> [WORK TO COMPLETE]: Retype the whole listing, please, keeping every line exact and dropping the pictures.

> [INFORMATION GIVEN]:
--
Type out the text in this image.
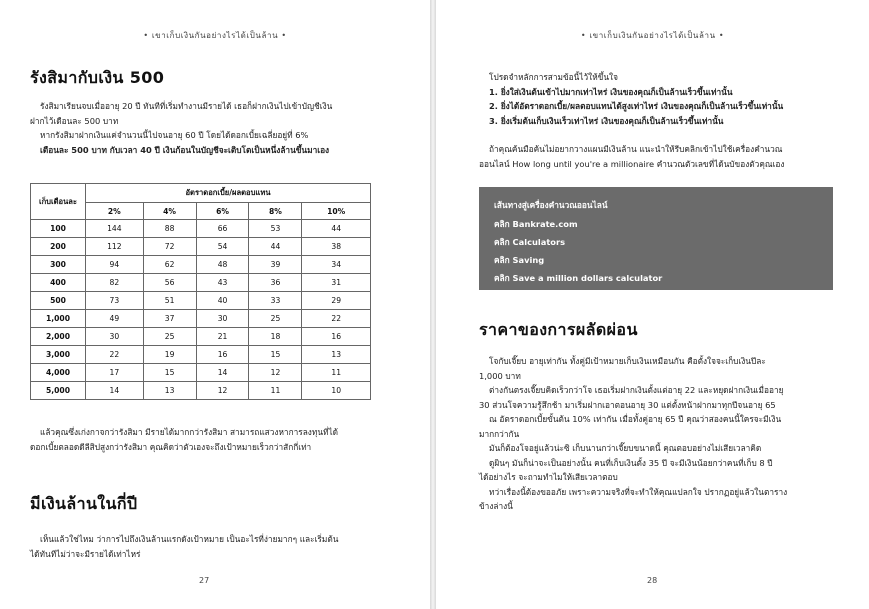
• เขาเก็บเงินกันอย่างไรได้เป็นล้าน •
รังสิมากับเงิน 500
รังสิมาเรียนจบเมื่ออายุ 20 ปี ทันทีที่เริ่มทำงานมีรายได้ เธอก็ฝากเงินไปเข้าบัญชีเงิน
ฝากไว้เดือนละ 500 บาท
หากรังสิมาฝากเงินแค่จำนวนนี้ไปจนอายุ 60 ปี โดยได้ดอกเบี้ยเฉลี่ยอยู่ที่ 6%
เดือนละ 500 บาท กับเวลา 40 ปี เงินก้อนในบัญชีจะเติบโตเป็นหนึ่งล้านขึ้นมาเอง
เก็บเดือนละ	อัตราดอกเบี้ย/ผลตอบแทน				
	2%	4%	6%	8%	10%
100	144	88	66	53	44
200	112	72	54	44	38
300	94	62	48	39	34
400	82	56	43	36	31
500	73	51	40	33	29
1,000	49	37	30	25	22
2,000	30	25	21	18	16
3,000	22	19	16	15	13
4,000	17	15	14	12	11
5,000	14	13	12	11	10
แล้วคุณซึ่งเก่งกาจกว่ารังสิมา มีรายได้มากกว่ารังสิมา สามารถแสวงหาการลงทุนที่ได้
ดอกเบี้ยตลอดดีลีสิปสูงกว่ารังสิมา คุณคิดว่าตัวเองจะถึงเป้าหมายเร็วกว่าสักกี่เท่า
มีเงินล้านในกี่ปี
เห็นแล้วใช่ไหม ว่าการไปถึงเงินล้านแรกดังเป้าหมาย เป็นอะไรที่ง่ายมากๆ และเริ่มต้น
ได้ทันทีไม่ว่าจะมีรายได้เท่าไหร่
27
• เขาเก็บเงินกันอย่างไรได้เป็นล้าน •
โปรดจำหลักการสามข้อนี้ไว้ให้ขึ้นใจ
1. ยิ่งใส่เงินต้นเข้าไปมากเท่าไหร่ เงินของคุณก็เป็นล้านเร็วขึ้นเท่านั้น
2. ยิ่งได้อัตราดอกเบี้ย/ผลตอบแทนได้สูงเท่าไหร่ เงินของคุณก็เป็นล้านเร็วขึ้นเท่านั้น
3. ยิ่งเริ่มต้นเก็บเงินเร็วเท่าไหร่ เงินของคุณก็เป็นล้านเร็วขึ้นเท่านั้น
ถ้าคุณค้นมือค้นไม่อยากวางแผนมีเงินล้าน แนะนำให้รีบคลิกเข้าไปใช้เครื่องคำนวณ
ออนไลน์ How long until you're a millionaire คำนวณตัวเลขที่ได้นบัของตัวคุณเอง
เส้นทางสู่เครื่องคำนวณออนไลน์
คลิก Bankrate.com
คลิก Calculators
คลิก Saving
คลิก Save a million dollars calculator
ราคาของการผลัดผ่อน
โจกับเจี๊ยบ อายุเท่ากัน ทั้งคู่มีเป้าหมายเก็บเงินเหมือนกัน คือตั้งใจจะเก็บเงินปีละ
1,000 บาท
ต่างกันตรงเจี๊ยบคิดเร็วกว่าโจ เธอเริ่มฝากเงินตั้งแต่อายุ 22 และหยุดฝากเงินเมื่ออายุ
30 ส่วนโจความรู้สึกช้า มาเริ่มฝากเอาตอนอายุ 30 แต่ตั้งหน้าฝากมาทุกปีจนอายุ 65
ณ อัตราดอกเบี้ยขั้นต้น 10% เท่ากัน เมื่อทั้งคู่อายุ 65 ปี คุณว่าสองคนนี้ใครจะมีเงิน
มากกว่ากัน
มันก็ต้องโจอยู่แล้วน่ะซิ เก็บนานกว่าเจี๊ยบขนาดนี้ คุณตอบอย่างไม่เสียเวลาคิด
ดูผินๆ มันก็น่าจะเป็นอย่างนั้น คนที่เก็บเงินตั้ง 35 ปี จะมีเงินน้อยกว่าคนที่เก็บ 8 ปี
ได้อย่างไร จะถามทำไมให้เสียเวลาตอบ
ทว่าเรื่องนี้ต้องขออภัย เพราะความจริงที่จะทำให้คุณแปลกใจ ปรากฏอยู่แล้วในตาราง
ข้างล่างนี้
28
--
> [THE ANSWER]:
Type out the text in this image.
• เขาเก็บเงินกันอย่างไรได้เป็นล้าน •
รังสิมากับเงิน 500
รังสิมาเรียนจบเมื่ออายุ 20 ปี ทันทีที่เริ่มทำงานมีรายได้ เธอก็ฝากเงินไปเข้าบัญชีเงิน
ฝากไว้เดือนละ 500 บาท
หากรังสิมาฝากเงินแค่จำนวนนี้ไปจนอายุ 60 ปี โดยได้ดอกเบี้ยเฉลี่ยอยู่ที่ 6%
เดือนละ 500 บาท กับเวลา 40 ปี เงินก้อนในบัญชีจะเติบโตเป็นหนึ่งล้านขึ้นมาเอง
เก็บเดือนละ	อัตราดอกเบี้ย/ผลตอบแทน				
	2%	4%	6%	8%	10%
100	144	88	66	53	44
200	112	72	54	44	38
300	94	62	48	39	34
400	82	56	43	36	31
500	73	51	40	33	29
1,000	49	37	30	25	22
2,000	30	25	21	18	16
3,000	22	19	16	15	13
4,000	17	15	14	12	11
5,000	14	13	12	11	10
แล้วคุณซึ่งเก่งกาจกว่ารังสิมา มีรายได้มากกว่ารังสิมา สามารถแสวงหาการลงทุนที่ได้
ดอกเบี้ยตลอดดีลีสิปสูงกว่ารังสิมา คุณคิดว่าตัวเองจะถึงเป้าหมายเร็วกว่าสักกี่เท่า
มีเงินล้านในกี่ปี
เห็นแล้วใช่ไหม ว่าการไปถึงเงินล้านแรกดังเป้าหมาย เป็นอะไรที่ง่ายมากๆ และเริ่มต้น
ได้ทันทีไม่ว่าจะมีรายได้เท่าไหร่
27
• เขาเก็บเงินกันอย่างไรได้เป็นล้าน •
โปรดจำหลักการสามข้อนี้ไว้ให้ขึ้นใจ
1. ยิ่งใส่เงินต้นเข้าไปมากเท่าไหร่ เงินของคุณก็เป็นล้านเร็วขึ้นเท่านั้น
2. ยิ่งได้อัตราดอกเบี้ย/ผลตอบแทนได้สูงเท่าไหร่ เงินของคุณก็เป็นล้านเร็วขึ้นเท่านั้น
3. ยิ่งเริ่มต้นเก็บเงินเร็วเท่าไหร่ เงินของคุณก็เป็นล้านเร็วขึ้นเท่านั้น
ถ้าคุณค้นมือค้นไม่อยากวางแผนมีเงินล้าน แนะนำให้รีบคลิกเข้าไปใช้เครื่องคำนวณ
ออนไลน์ How long until you're a millionaire คำนวณตัวเลขที่ได้นบัของตัวคุณเอง
เส้นทางสู่เครื่องคำนวณออนไลน์
คลิก Bankrate.com
คลิก Calculators
คลิก Saving
คลิก Save a million dollars calculator
ราคาของการผลัดผ่อน
โจกับเจี๊ยบ อายุเท่ากัน ทั้งคู่มีเป้าหมายเก็บเงินเหมือนกัน คือตั้งใจจะเก็บเงินปีละ
1,000 บาท
ต่างกันตรงเจี๊ยบคิดเร็วกว่าโจ เธอเริ่มฝากเงินตั้งแต่อายุ 22 และหยุดฝากเงินเมื่ออายุ
30 ส่วนโจความรู้สึกช้า มาเริ่มฝากเอาตอนอายุ 30 แต่ตั้งหน้าฝากมาทุกปีจนอายุ 65
ณ อัตราดอกเบี้ยขั้นต้น 10% เท่ากัน เมื่อทั้งคู่อายุ 65 ปี คุณว่าสองคนนี้ใครจะมีเงิน
มากกว่ากัน
มันก็ต้องโจอยู่แล้วน่ะซิ เก็บนานกว่าเจี๊ยบขนาดนี้ คุณตอบอย่างไม่เสียเวลาคิด
ดูผินๆ มันก็น่าจะเป็นอย่างนั้น คนที่เก็บเงินตั้ง 35 ปี จะมีเงินน้อยกว่าคนที่เก็บ 8 ปี
ได้อย่างไร จะถามทำไมให้เสียเวลาตอบ
ทว่าเรื่องนี้ต้องขออภัย เพราะความจริงที่จะทำให้คุณแปลกใจ ปรากฏอยู่แล้วในตาราง
ข้างล่างนี้
28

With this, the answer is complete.